— start —

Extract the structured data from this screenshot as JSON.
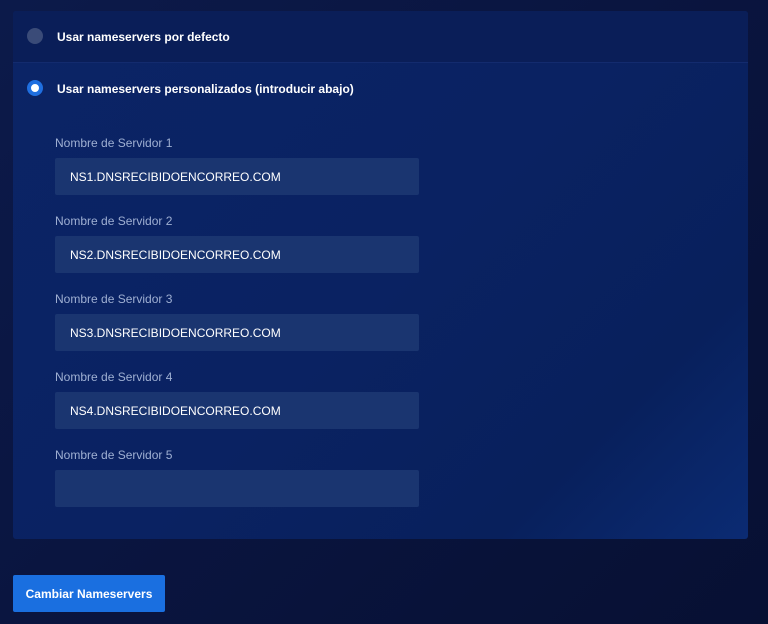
{
  "options": {
    "default": {
      "label": "Usar nameservers por defecto",
      "selected": false
    },
    "custom": {
      "label": "Usar nameservers personalizados (introducir abajo)",
      "selected": true
    }
  },
  "fields": [
    {
      "label": "Nombre de Servidor 1",
      "value": "NS1.DNSRECIBIDOENCORREO.COM"
    },
    {
      "label": "Nombre de Servidor 2",
      "value": "NS2.DNSRECIBIDOENCORREO.COM"
    },
    {
      "label": "Nombre de Servidor 3",
      "value": "NS3.DNSRECIBIDOENCORREO.COM"
    },
    {
      "label": "Nombre de Servidor 4",
      "value": "NS4.DNSRECIBIDOENCORREO.COM"
    },
    {
      "label": "Nombre de Servidor 5",
      "value": ""
    }
  ],
  "submit": {
    "label": "Cambiar Nameservers"
  },
  "colors": {
    "accent": "#1a6fe0",
    "panel": "#0b2466",
    "input": "#1a3570",
    "label": "#9fb0d3"
  }
}
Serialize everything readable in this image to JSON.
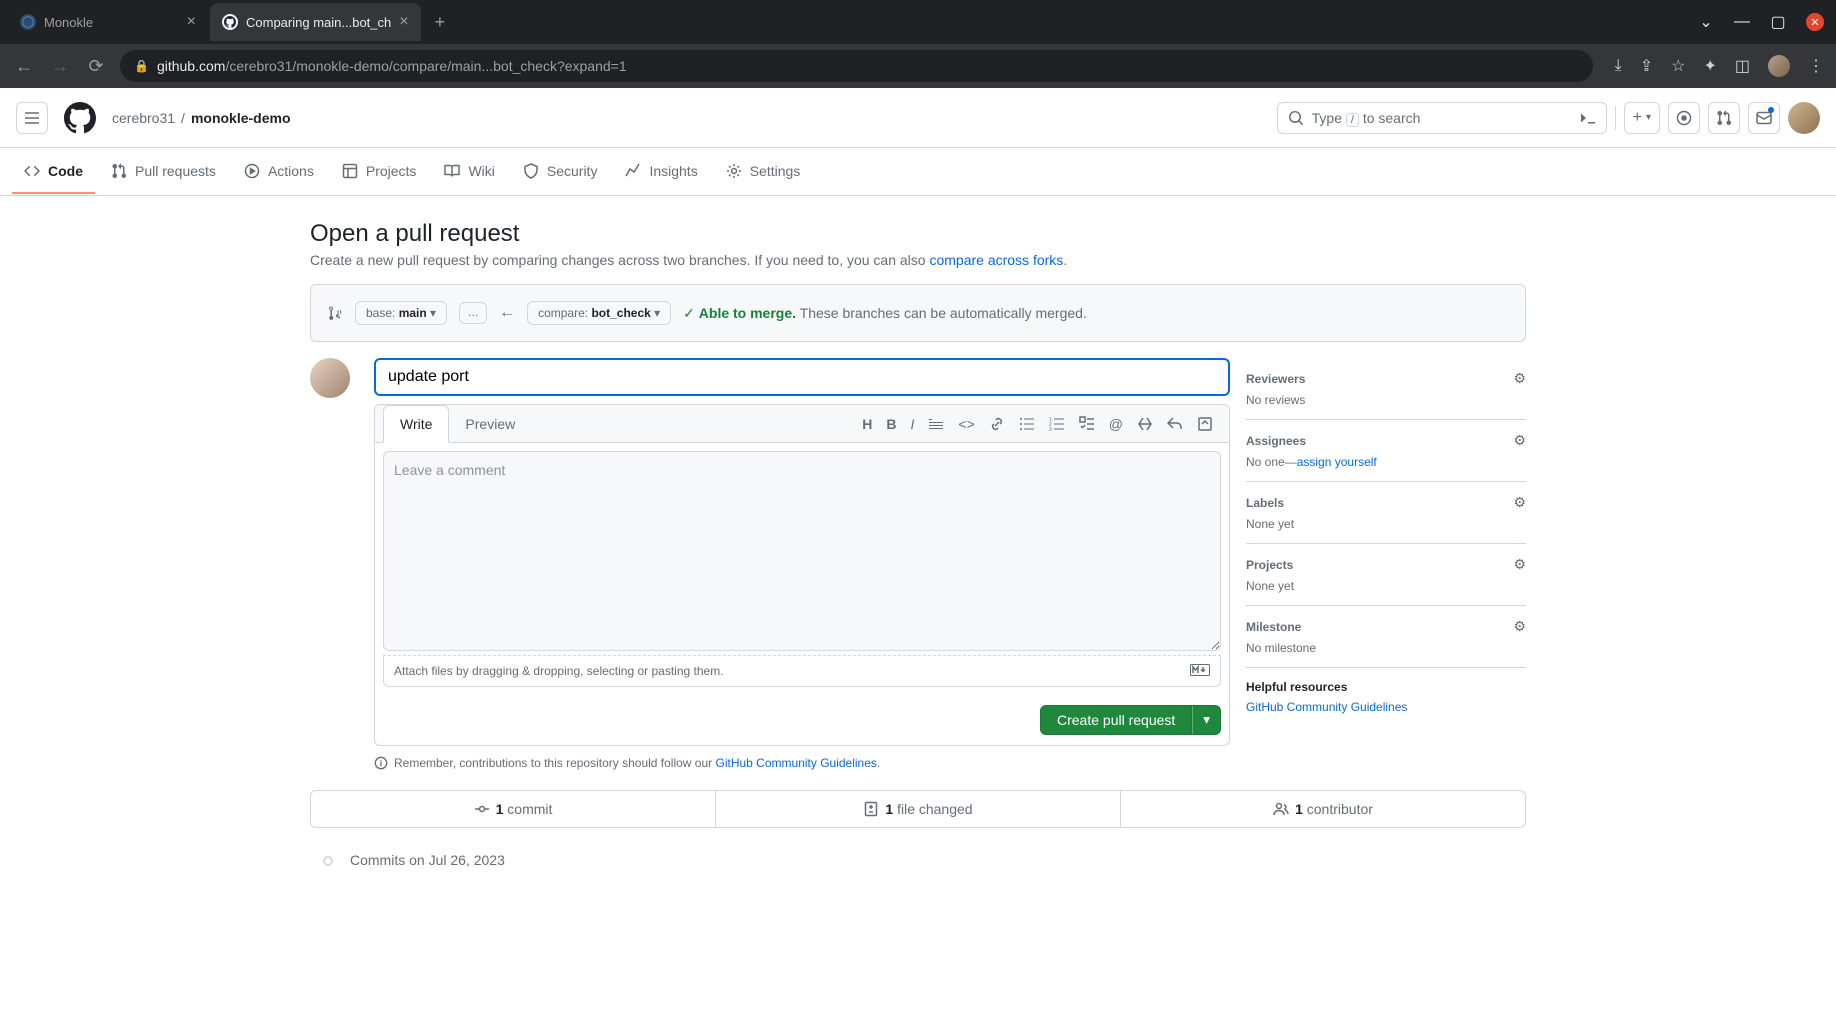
{
  "browser": {
    "tabs": [
      {
        "title": "Monokle",
        "active": false
      },
      {
        "title": "Comparing main...bot_ch",
        "active": true
      }
    ],
    "url_host": "github.com",
    "url_path": "/cerebro31/monokle-demo/compare/main...bot_check?expand=1"
  },
  "gh_header": {
    "owner": "cerebro31",
    "repo": "monokle-demo",
    "search_placeholder_pre": "Type ",
    "search_slash": "/",
    "search_placeholder_post": " to search"
  },
  "repo_nav": {
    "code": "Code",
    "prs": "Pull requests",
    "actions": "Actions",
    "projects": "Projects",
    "wiki": "Wiki",
    "security": "Security",
    "insights": "Insights",
    "settings": "Settings"
  },
  "page": {
    "title": "Open a pull request",
    "subtitle_pre": "Create a new pull request by comparing changes across two branches. If you need to, you can also ",
    "subtitle_link": "compare across forks",
    "subtitle_post": "."
  },
  "compare": {
    "base_label": "base: ",
    "base_branch": "main",
    "compare_label": "compare: ",
    "compare_branch": "bot_check",
    "able": "Able to merge.",
    "able_text": " These branches can be automatically merged."
  },
  "pr_form": {
    "title_value": "update port",
    "tab_write": "Write",
    "tab_preview": "Preview",
    "comment_placeholder": "Leave a comment",
    "attach_text": "Attach files by dragging & dropping, selecting or pasting them.",
    "create_btn": "Create pull request",
    "guidelines_pre": "Remember, contributions to this repository should follow our ",
    "guidelines_link": "GitHub Community Guidelines",
    "guidelines_post": "."
  },
  "sidebar": {
    "reviewers": {
      "title": "Reviewers",
      "content": "No reviews"
    },
    "assignees": {
      "title": "Assignees",
      "content_pre": "No one—",
      "content_link": "assign yourself"
    },
    "labels": {
      "title": "Labels",
      "content": "None yet"
    },
    "projects": {
      "title": "Projects",
      "content": "None yet"
    },
    "milestone": {
      "title": "Milestone",
      "content": "No milestone"
    },
    "resources_title": "Helpful resources",
    "resources_link": "GitHub Community Guidelines"
  },
  "stats": {
    "commits_n": "1",
    "commits_txt": " commit",
    "files_n": "1",
    "files_txt": " file changed",
    "contrib_n": "1",
    "contrib_txt": " contributor"
  },
  "timeline": {
    "heading": "Commits on Jul 26, 2023"
  }
}
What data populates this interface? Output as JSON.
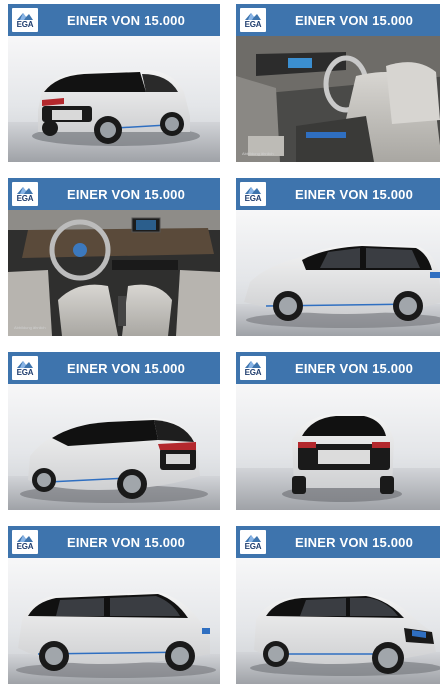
{
  "listing": {
    "tiles": [
      {
        "logo_text": "EGA",
        "banner_text": "EINER VON 15.000",
        "image_label": "rear-three-quarter-view"
      },
      {
        "logo_text": "EGA",
        "banner_text": "EINER VON 15.000",
        "image_label": "front-seats-interior",
        "watermark": "Abbildung ähnlich"
      },
      {
        "logo_text": "EGA",
        "banner_text": "EINER VON 15.000",
        "image_label": "dashboard-interior",
        "watermark": "Abbildung ähnlich"
      },
      {
        "logo_text": "EGA",
        "banner_text": "EINER VON 15.000",
        "image_label": "side-view"
      },
      {
        "logo_text": "EGA",
        "banner_text": "EINER VON 15.000",
        "image_label": "rear-three-quarter-view-2"
      },
      {
        "logo_text": "EGA",
        "banner_text": "EINER VON 15.000",
        "image_label": "rear-view"
      },
      {
        "logo_text": "EGA",
        "banner_text": "EINER VON 15.000",
        "image_label": "side-profile-view"
      },
      {
        "logo_text": "EGA",
        "banner_text": "EINER VON 15.000",
        "image_label": "front-three-quarter-view"
      }
    ]
  },
  "colors": {
    "banner": "#3e74ad",
    "banner_text": "#ffffff",
    "car_body": "#e6e6e6",
    "car_roof": "#111111",
    "accent": "#2f6fc1"
  }
}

— end —

To be done: From the data, collect all lines where the string "three" appears.

The solution:
        "image_label": "rear-three-quarter-view"
        "image_label": "rear-three-quarter-view-2"
        "image_label": "front-three-quarter-view"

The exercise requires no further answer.